## Given text
________________________

Government backbenchers critical of Irish Water and charges in Dáil debate

Tánaiste says no bonuses for staff until company operational

Government backbenchers expressed concern in the Dáil yesterday about Irish Water and the charges to be implemented.

Sean Kyne (FG) said he wished he could say he was happy with everything about Irish Water. "I wish I could say it was running smoothly and there were no problems, but I cannot do so. There are many concerns.''

Mr Kyne, who was speaking during a resumed debate on a Fianna Fáil Private Member's motion calling for a review of Irish Water, said there was need for clarification on the call-out charges, and said it was not right for a newly established company to have the level of bonuses referred to.

“There is a genuine concern regarding the ability to pay, and I welcome the Government measures put in place. There is concern and confusion about this, and until all meters are installed we need to consider a capped charge, especially when many adults live in one household.’’


Derek Nolan (Lab) said the level of anger on the streets of Galway about Irish Water was off the scale. "I cannot genuinely tell people their anger is misplaced because this has been handled appallingly from day one.''

Mr Nolan said that instead of establishing a new ESB, a new HSE had been set up, and a level of confidence did not exist.

“We have much work to do in the coming months to put in place something in which people can have confidence.’’

Anthony Lawlor (FG) said while he had always been in favour of people paying for water, the issue of communication and Irish Water had "boggled'' him.

________________________

## Records shown

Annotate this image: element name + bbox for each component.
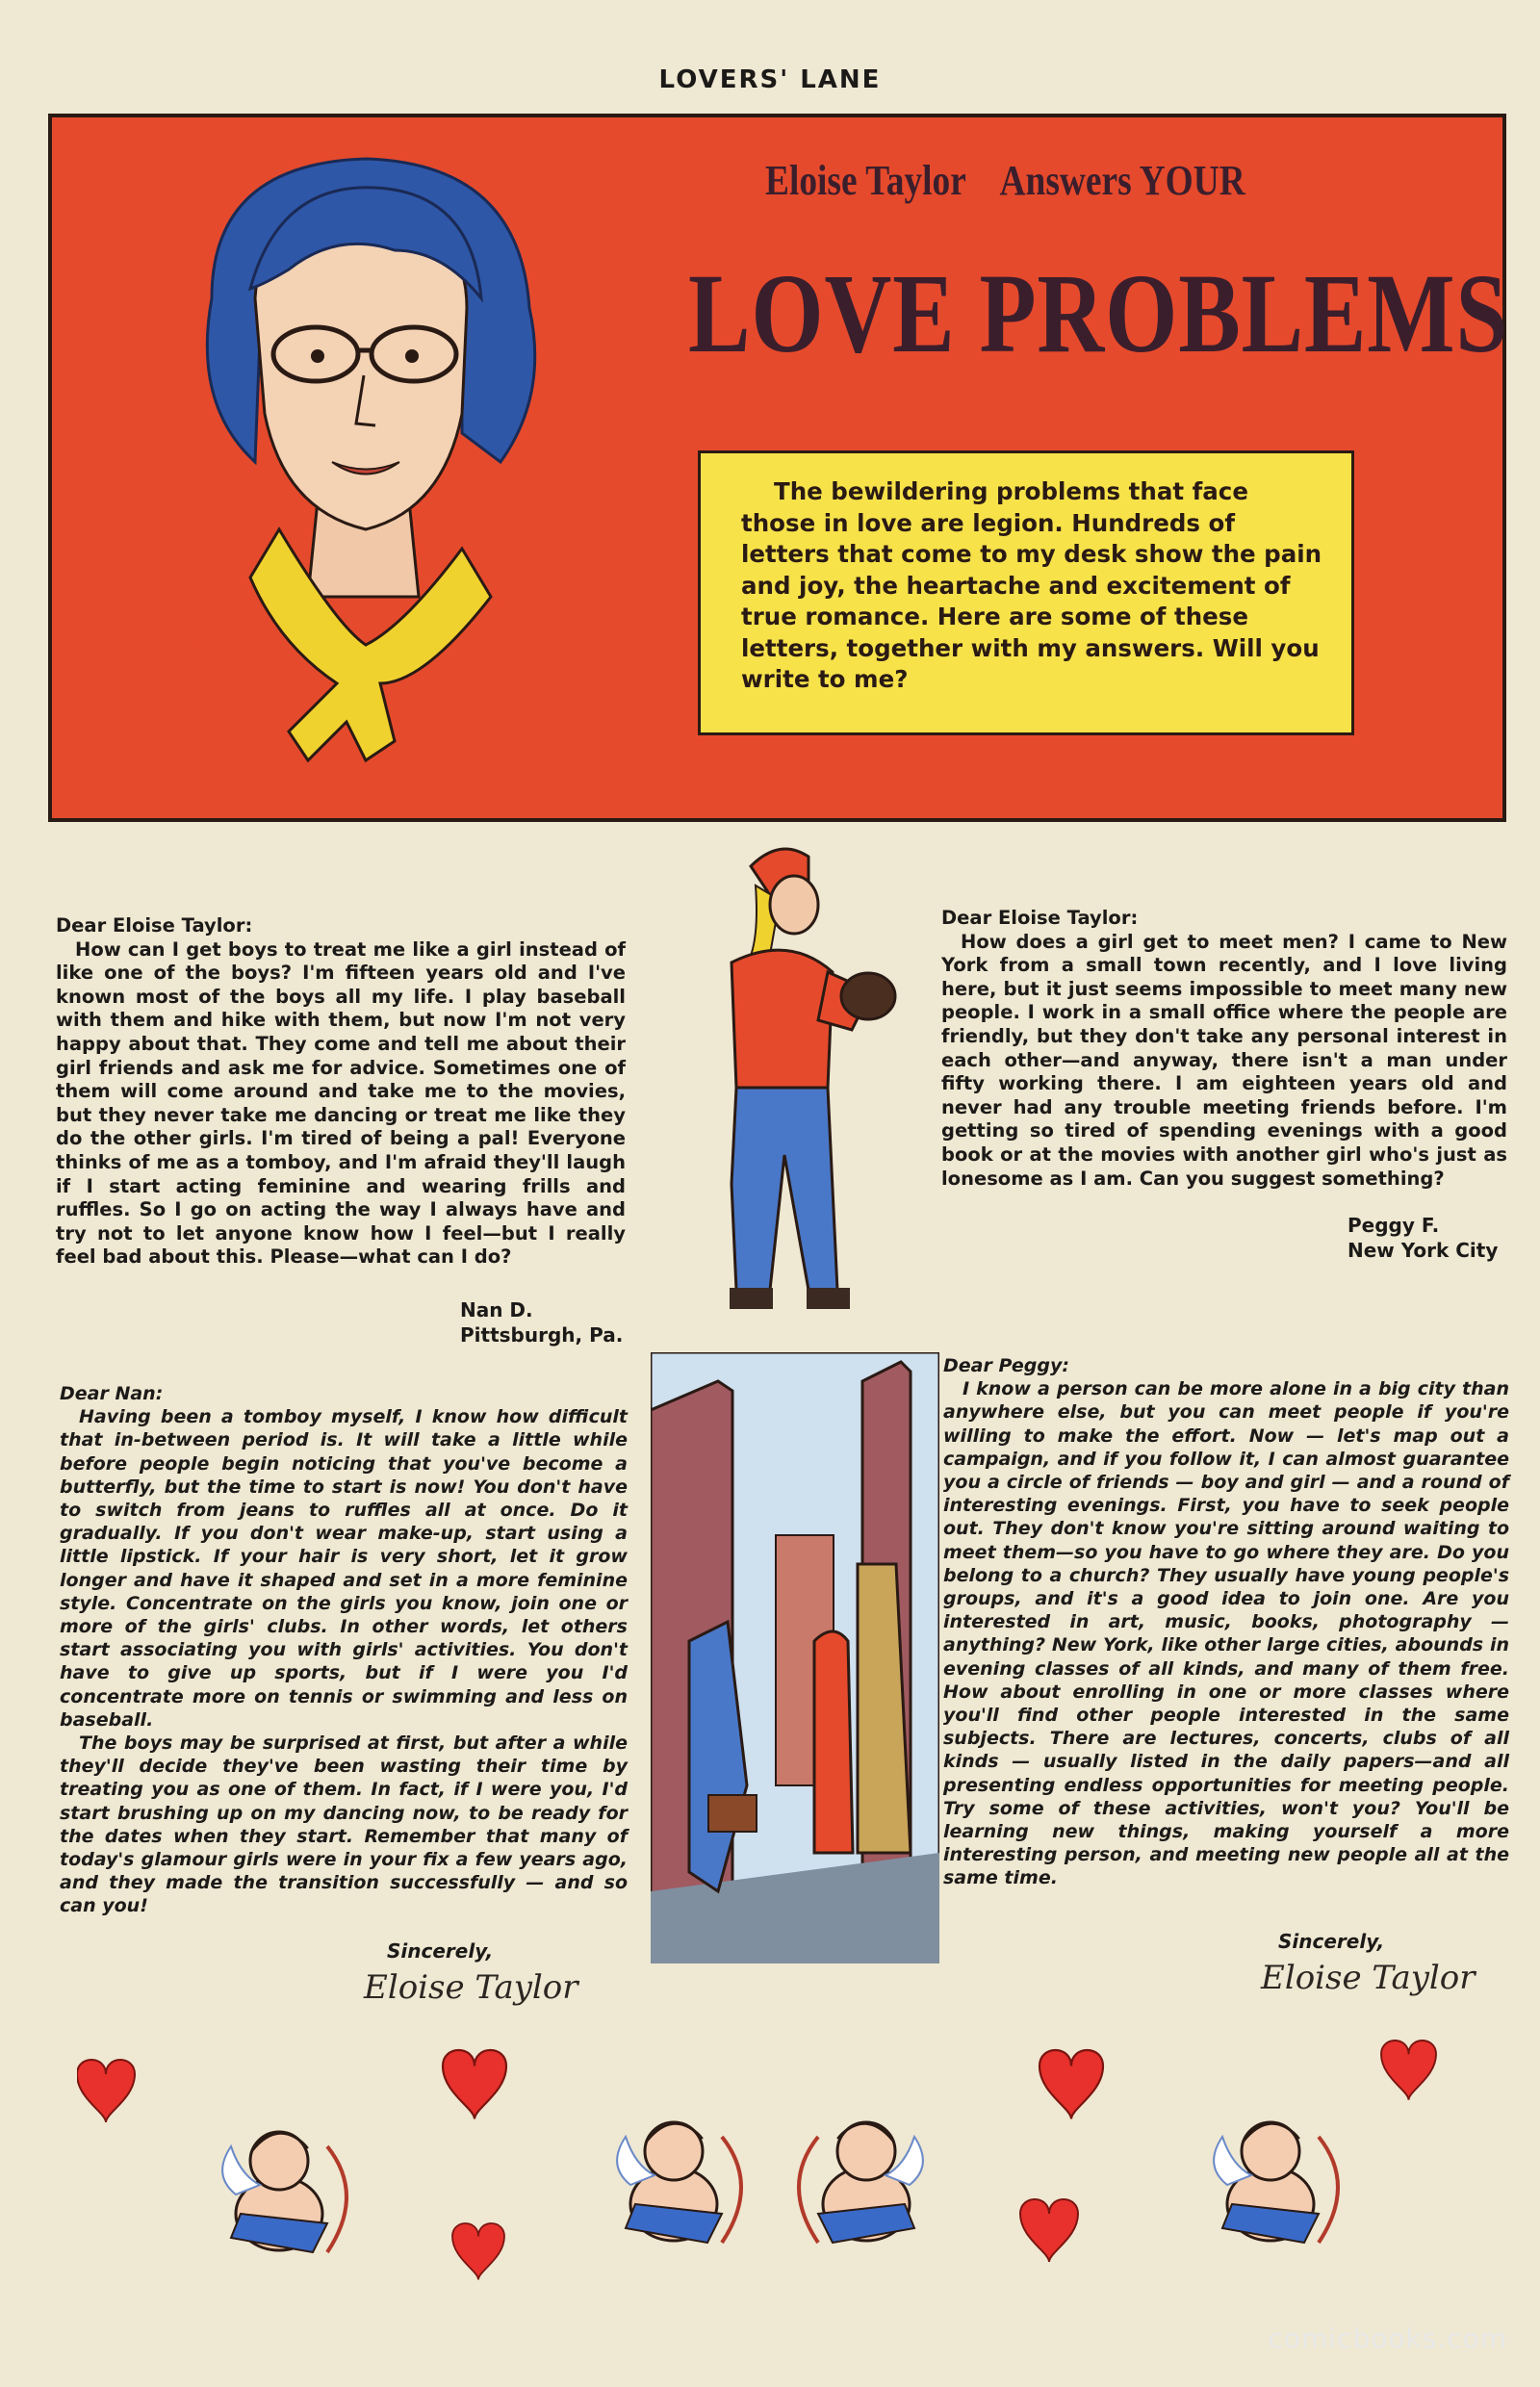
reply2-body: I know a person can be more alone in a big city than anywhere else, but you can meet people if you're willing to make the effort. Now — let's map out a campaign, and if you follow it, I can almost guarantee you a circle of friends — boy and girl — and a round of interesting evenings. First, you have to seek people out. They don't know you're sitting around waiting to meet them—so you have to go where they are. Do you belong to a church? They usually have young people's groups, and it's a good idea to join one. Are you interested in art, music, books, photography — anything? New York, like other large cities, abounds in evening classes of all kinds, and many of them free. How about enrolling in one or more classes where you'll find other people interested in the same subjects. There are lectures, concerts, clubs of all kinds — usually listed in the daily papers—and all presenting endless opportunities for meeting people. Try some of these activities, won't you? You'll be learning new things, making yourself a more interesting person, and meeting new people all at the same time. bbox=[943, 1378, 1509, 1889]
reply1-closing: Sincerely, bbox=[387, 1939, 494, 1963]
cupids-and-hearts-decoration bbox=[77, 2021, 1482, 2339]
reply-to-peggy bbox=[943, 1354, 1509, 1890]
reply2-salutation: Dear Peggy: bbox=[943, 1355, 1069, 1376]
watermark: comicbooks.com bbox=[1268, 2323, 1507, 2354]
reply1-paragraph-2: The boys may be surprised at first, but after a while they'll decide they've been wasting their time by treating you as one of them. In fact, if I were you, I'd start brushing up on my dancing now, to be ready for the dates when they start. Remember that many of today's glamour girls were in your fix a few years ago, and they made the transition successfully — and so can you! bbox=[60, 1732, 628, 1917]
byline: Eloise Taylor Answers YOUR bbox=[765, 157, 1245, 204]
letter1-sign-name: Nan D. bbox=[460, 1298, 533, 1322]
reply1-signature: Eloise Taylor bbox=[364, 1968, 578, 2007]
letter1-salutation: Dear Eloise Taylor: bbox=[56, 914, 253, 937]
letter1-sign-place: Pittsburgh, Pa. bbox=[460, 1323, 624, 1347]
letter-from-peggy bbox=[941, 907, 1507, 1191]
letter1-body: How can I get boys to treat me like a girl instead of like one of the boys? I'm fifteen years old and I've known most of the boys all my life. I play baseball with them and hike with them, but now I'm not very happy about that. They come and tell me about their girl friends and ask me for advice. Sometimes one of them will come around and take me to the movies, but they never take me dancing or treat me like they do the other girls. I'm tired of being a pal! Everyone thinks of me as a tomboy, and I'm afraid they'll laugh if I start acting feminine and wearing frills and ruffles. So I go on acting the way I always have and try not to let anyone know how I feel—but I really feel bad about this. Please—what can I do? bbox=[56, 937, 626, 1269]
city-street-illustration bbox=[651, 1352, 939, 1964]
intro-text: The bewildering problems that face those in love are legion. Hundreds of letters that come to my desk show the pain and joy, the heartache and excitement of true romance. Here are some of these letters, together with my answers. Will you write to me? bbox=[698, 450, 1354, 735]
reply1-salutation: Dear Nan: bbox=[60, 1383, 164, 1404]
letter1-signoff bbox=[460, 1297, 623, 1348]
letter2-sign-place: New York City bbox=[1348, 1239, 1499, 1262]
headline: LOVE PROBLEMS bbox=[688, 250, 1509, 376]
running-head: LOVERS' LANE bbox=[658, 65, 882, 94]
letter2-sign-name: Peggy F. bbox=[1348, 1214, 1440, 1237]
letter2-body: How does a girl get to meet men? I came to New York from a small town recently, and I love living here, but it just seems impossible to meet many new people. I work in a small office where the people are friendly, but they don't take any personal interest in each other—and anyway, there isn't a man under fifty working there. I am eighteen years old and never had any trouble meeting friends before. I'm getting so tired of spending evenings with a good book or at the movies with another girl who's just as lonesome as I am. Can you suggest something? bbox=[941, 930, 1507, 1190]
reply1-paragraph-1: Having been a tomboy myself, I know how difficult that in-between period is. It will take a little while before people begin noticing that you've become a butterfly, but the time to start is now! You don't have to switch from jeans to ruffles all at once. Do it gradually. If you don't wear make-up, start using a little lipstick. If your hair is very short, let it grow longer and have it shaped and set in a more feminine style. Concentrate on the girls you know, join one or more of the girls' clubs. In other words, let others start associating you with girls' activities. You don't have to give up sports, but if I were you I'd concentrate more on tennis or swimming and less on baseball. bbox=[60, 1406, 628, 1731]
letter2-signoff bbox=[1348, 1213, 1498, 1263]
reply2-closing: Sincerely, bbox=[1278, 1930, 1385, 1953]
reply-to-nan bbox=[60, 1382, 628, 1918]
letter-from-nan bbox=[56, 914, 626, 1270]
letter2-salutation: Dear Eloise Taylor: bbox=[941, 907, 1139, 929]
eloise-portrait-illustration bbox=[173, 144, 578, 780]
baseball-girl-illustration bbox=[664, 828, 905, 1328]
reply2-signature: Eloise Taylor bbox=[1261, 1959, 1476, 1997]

________________________

## Things to do
• A. List every deputy named in the Dáil debate report as speaking, each with the party abbreviation given beside the name.
• B. From the Dáil debate report, quote the passage from "Tánaiste says no" to "bonuses referred to." word for word.

## Answer set
• A.
Sean Kyne (FG)
Derek Nolan (Lab)
Anthony Lawlor (FG)

• B.
Tánaiste says no bonuses for staff until company operational

Government backbenchers expressed concern in the Dáil yesterday about Irish Water and the charges to be implemented.

Sean Kyne (FG) said he wished he could say he was happy with everything about Irish Water. "I wish I could say it was running smoothly and there were no problems, but I cannot do so. There are many concerns.''

Mr Kyne, who was speaking during a resumed debate on a Fianna Fáil Private Member's motion calling for a review of Irish Water, said there was need for clarification on the call-out charges, and said it was not right for a newly established company to have the level of bonuses referred to.